All of the data should be repeated exactly; pictures are not part of the copy.
start MATERIAL FOR THE TASK
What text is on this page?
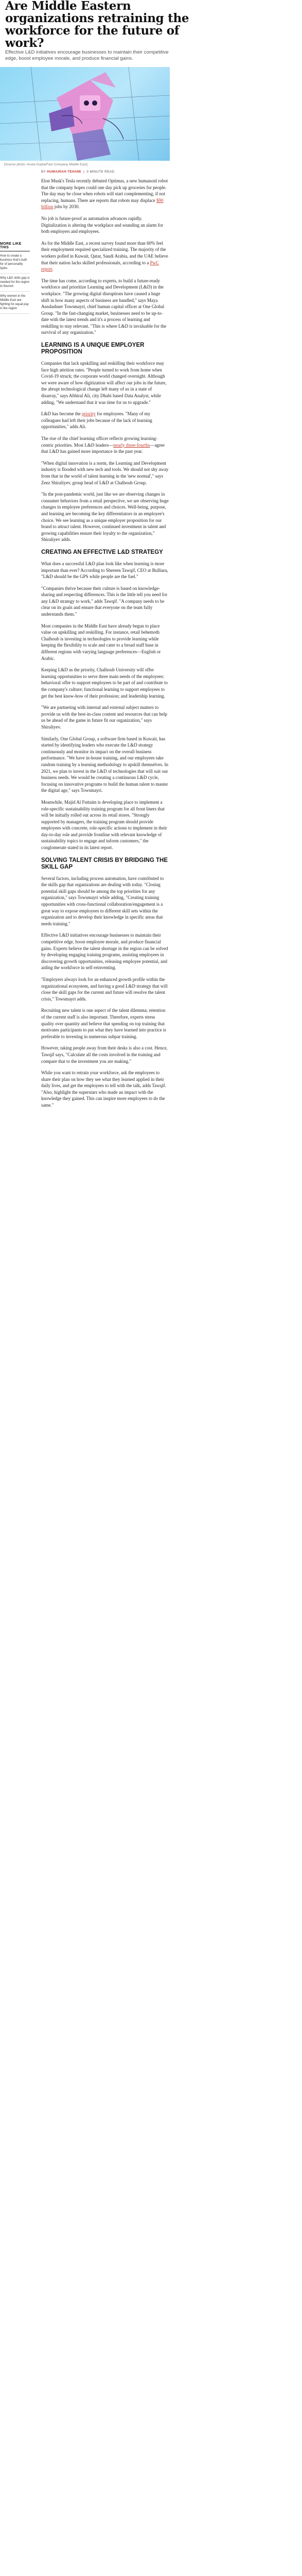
Are Middle Eastern organizations retraining the workforce for the future of work?

Effective L&D initiatives encourage businesses to maintain their competitive edge, boost employee morale, and produce financial gains.

[Source photo: Anuta Gupta/Fast Company Middle East]

MORE LIKE THIS
How to create a business that's built for of personality types
Why L&D skills gap is needed for the region to flourish
Why women in the Middle East are fighting for equal pay in the region
BY HUMAIRAH TEHAMI  |  3 MINUTE READ

Elon Musk's Tesla recently debuted Optimus, a new humanoid robot that the company hopes could one day pick up groceries for people. The day may be close when robots will start complementing, if not replacing, humans. There are reports that robots may displace $90 billion jobs by 2030.

No job is future-proof as automation advances rapidly. Digitalization is altering the workplace and sounding an alarm for both employers and employees.

As for the Middle East, a recent survey found more than 60% feel their employment required specialized training. The majority of the workers polled in Kuwait, Qatar, Saudi Arabia, and the UAE believe that their nation lacks skilled professionals, according to a PwC report.

The time has come, according to experts, to build a future-ready workforce and prioritize Learning and Development (L&D) in the workplace. "The growing digital disruptions have caused a huge shift in how many aspects of business are handled," says Maya Ansdashner Towsmayri, chief human capital officer at One Global Group. "In the fast-changing market, businesses need to be up-to-date with the latest trends and it's a process of learning and reskilling to stay relevant. "This is where L&D is invaluable for the survival of any organization."

LEARNING IS A UNIQUE EMPLOYER PROPOSITION

Companies that lack upskilling and reskilling their workforce may face high attrition rates. "People turned to work from home when Covid-19 struck; the corporate world changed overnight. Although we were aware of how digitization will affect our jobs in the future, the abrupt technological change left many of us in a state of disarray," says Abhiral Ali, city Dhabi based Data Analyst, while adding, "We understand that it was time for us to upgrade."

L&D has become the priority for employees. "Many of my colleagues had left their jobs because of the lack of learning opportunities," adds Ali.

The rise of the chief learning officer reflects growing learning-centric priorities. Most L&D leaders—nearly three-fourths—agree that L&D has gained more importance in the past year.

"When digital innovation is a norm, the Learning and Development industry is flooded with new tech and tools. We should not shy away from that in the world of talent learning in the 'new normal'," says Zeez Shiraliyev, group head of L&D at Chalhoub Group.

"In the post-pandemic world, just like we are observing changes in consumer behaviors from a retail perspective, we are observing huge changes in employee preferences and choices. Well-being, purpose, and learning are becoming the key differentiators in an employee's choice. We see learning as a unique employer proposition for our brand to attract talent. However, continued investment in talent and growing capabilities ensure their loyalty to the organization," Shiraliyev adds.

CREATING AN EFFECTIVE L&D STRATEGY

What does a successful L&D plan look like when learning is more important than ever? According to Shereen Tawqif, CEO at Bulliara, "L&D should be the GPS while people are the fuel."

"Companies thrive because their culture is based on knowledge-sharing and respecting differences. This is the little tell you need for any L&D strategy to work," adds Tawqif. "A company needs to be clear on its goals and ensure that everyone on the team fully understands them."

Most companies in the Middle East have already begun to place value on upskilling and reskilling. For instance, retail behemoth Chalhoub is investing in technologies to provide learning while keeping the flexibility to scale and cater to a broad staff base in different regions with varying language preferences—English or Arabic.

Keeping L&D as the priority, Chalhoub University will offer learning opportunities to serve three main needs of the employees: behavioral offer to support employees to be part of and contribute to the company's culture; functional learning to support employees to get the best know-how of their profession; and leadership learning.

"We are partnering with internal and external subject matters to provide us with the best-in-class content and resources that can help us be ahead of the game in future fit our organization," says Shiraliyev.

Similarly, One Global Group, a software firm based in Kuwait, has started by identifying leaders who execute the L&D strategy continuously and monitor its impact on the overall business performance. "We have in-house training, and our employees take random training by a learning methodology to upskill themselves. In 2021, we plan to invest in the L&D of technologies that will suit our business needs. We would be creating a continuous L&D cycle, focusing on innovative programs to build the human talent to master the digital age," says Towsmayri.

Meanwhile, Majid Al Futtaim is developing place to implement a role-specific sustainability training program for all front liners that will be initially rolled out across its retail stores. "Strongly supported by managers, the training program should provide employees with concrete, role-specific actions to implement in their day-to-day role and provide frontline with relevant knowledge of sustainability topics to engage and inform customers," the conglomerate stated in its latest report.

SOLVING TALENT CRISIS BY BRIDGING THE SKILL GAP

Several factors, including process automation, have contributed to the skills gap that organizations are dealing with today. "Closing potential skill gaps should be among the top priorities for any organization," says Towsmayri while adding, "Creating training opportunities with cross-functional collaboration/engagement is a great way to expose employees to different skill sets within the organization and to develop their knowledge in specific areas that needs training."

Effective L&D initiatives encourage businesses to maintain their competitive edge, boost employee morale, and produce financial gains. Experts believe the talent shortage in the region can be solved by developing engaging training programs, assisting employees in discovering growth opportunities, releasing employee potential, and aiding the workforce in self-reinventing.

"Employers always look for an enhanced growth profile within the organizational ecosystem, and having a good L&D strategy that will close the skill gaps for the current and future will resolve the talent crisis," Towsmayri adds.

Recruiting new talent is one aspect of the talent dilemma; retention of the current staff is also important. Therefore, experts stress quality over quantity and believe that spending on top training that motivates participants to put what they have learned into practice is preferable to investing in numerous subpar training.

However, taking people away from their desks is also a cost. Hence, Tawqif says, "Calculate all the costs involved in the training and compare that to the investment you are making."

While you want to retrain your workforce, ask the employees to share their plan on how they see what they learned applied in their daily lives, and get the employees to tell with the talk, adds Tawqif. "Also, highlight the superstars who made an impact with the knowledge they gained. This can inspire more employees to do the same."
end MATERIAL FOR THE TASK
◆ EXERCISE SOLUTION ◆
What text is on this page?
Are Middle Eastern organizations retraining the workforce for the future of work?

Effective L&D initiatives encourage businesses to maintain their competitive edge, boost employee morale, and produce financial gains.

[Source photo: Anuta Gupta/Fast Company Middle East]

MORE LIKE THIS
How to create a business that's built for of personality types
Why L&D skills gap is needed for the region to flourish
Why women in the Middle East are fighting for equal pay in the region
BY HUMAIRAH TEHAMI  |  3 MINUTE READ

Elon Musk's Tesla recently debuted Optimus, a new humanoid robot that the company hopes could one day pick up groceries for people. The day may be close when robots will start complementing, if not replacing, humans. There are reports that robots may displace $90 billion jobs by 2030.

No job is future-proof as automation advances rapidly. Digitalization is altering the workplace and sounding an alarm for both employers and employees.

As for the Middle East, a recent survey found more than 60% feel their employment required specialized training. The majority of the workers polled in Kuwait, Qatar, Saudi Arabia, and the UAE believe that their nation lacks skilled professionals, according to a PwC report.

The time has come, according to experts, to build a future-ready workforce and prioritize Learning and Development (L&D) in the workplace. "The growing digital disruptions have caused a huge shift in how many aspects of business are handled," says Maya Ansdashner Towsmayri, chief human capital officer at One Global Group. "In the fast-changing market, businesses need to be up-to-date with the latest trends and it's a process of learning and reskilling to stay relevant. "This is where L&D is invaluable for the survival of any organization."

LEARNING IS A UNIQUE EMPLOYER PROPOSITION

Companies that lack upskilling and reskilling their workforce may face high attrition rates. "People turned to work from home when Covid-19 struck; the corporate world changed overnight. Although we were aware of how digitization will affect our jobs in the future, the abrupt technological change left many of us in a state of disarray," says Abhiral Ali, city Dhabi based Data Analyst, while adding, "We understand that it was time for us to upgrade."

L&D has become the priority for employees. "Many of my colleagues had left their jobs because of the lack of learning opportunities," adds Ali.

The rise of the chief learning officer reflects growing learning-centric priorities. Most L&D leaders—nearly three-fourths—agree that L&D has gained more importance in the past year.

"When digital innovation is a norm, the Learning and Development industry is flooded with new tech and tools. We should not shy away from that in the world of talent learning in the 'new normal'," says Zeez Shiraliyev, group head of L&D at Chalhoub Group.

"In the post-pandemic world, just like we are observing changes in consumer behaviors from a retail perspective, we are observing huge changes in employee preferences and choices. Well-being, purpose, and learning are becoming the key differentiators in an employee's choice. We see learning as a unique employer proposition for our brand to attract talent. However, continued investment in talent and growing capabilities ensure their loyalty to the organization," Shiraliyev adds.

CREATING AN EFFECTIVE L&D STRATEGY

What does a successful L&D plan look like when learning is more important than ever? According to Shereen Tawqif, CEO at Bulliara, "L&D should be the GPS while people are the fuel."

"Companies thrive because their culture is based on knowledge-sharing and respecting differences. This is the little tell you need for any L&D strategy to work," adds Tawqif. "A company needs to be clear on its goals and ensure that everyone on the team fully understands them."

Most companies in the Middle East have already begun to place value on upskilling and reskilling. For instance, retail behemoth Chalhoub is investing in technologies to provide learning while keeping the flexibility to scale and cater to a broad staff base in different regions with varying language preferences—English or Arabic.

Keeping L&D as the priority, Chalhoub University will offer learning opportunities to serve three main needs of the employees: behavioral offer to support employees to be part of and contribute to the company's culture; functional learning to support employees to get the best know-how of their profession; and leadership learning.

"We are partnering with internal and external subject matters to provide us with the best-in-class content and resources that can help us be ahead of the game in future fit our organization," says Shiraliyev.

Similarly, One Global Group, a software firm based in Kuwait, has started by identifying leaders who execute the L&D strategy continuously and monitor its impact on the overall business performance. "We have in-house training, and our employees take random training by a learning methodology to upskill themselves. In 2021, we plan to invest in the L&D of technologies that will suit our business needs. We would be creating a continuous L&D cycle, focusing on innovative programs to build the human talent to master the digital age," says Towsmayri.

Meanwhile, Majid Al Futtaim is developing place to implement a role-specific sustainability training program for all front liners that will be initially rolled out across its retail stores. "Strongly supported by managers, the training program should provide employees with concrete, role-specific actions to implement in their day-to-day role and provide frontline with relevant knowledge of sustainability topics to engage and inform customers," the conglomerate stated in its latest report.

SOLVING TALENT CRISIS BY BRIDGING THE SKILL GAP

Several factors, including process automation, have contributed to the skills gap that organizations are dealing with today. "Closing potential skill gaps should be among the top priorities for any organization," says Towsmayri while adding, "Creating training opportunities with cross-functional collaboration/engagement is a great way to expose employees to different skill sets within the organization and to develop their knowledge in specific areas that needs training."

Effective L&D initiatives encourage businesses to maintain their competitive edge, boost employee morale, and produce financial gains. Experts believe the talent shortage in the region can be solved by developing engaging training programs, assisting employees in discovering growth opportunities, releasing employee potential, and aiding the workforce in self-reinventing.

"Employers always look for an enhanced growth profile within the organizational ecosystem, and having a good L&D strategy that will close the skill gaps for the current and future will resolve the talent crisis," Towsmayri adds.

Recruiting new talent is one aspect of the talent dilemma; retention of the current staff is also important. Therefore, experts stress quality over quantity and believe that spending on top training that motivates participants to put what they have learned into practice is preferable to investing in numerous subpar training.

However, taking people away from their desks is also a cost. Hence, Tawqif says, "Calculate all the costs involved in the training and compare that to the investment you are making."

While you want to retrain your workforce, ask the employees to share their plan on how they see what they learned applied in their daily lives, and get the employees to tell with the talk, adds Tawqif. "Also, highlight the superstars who made an impact with the knowledge they gained. This can inspire more employees to do the same."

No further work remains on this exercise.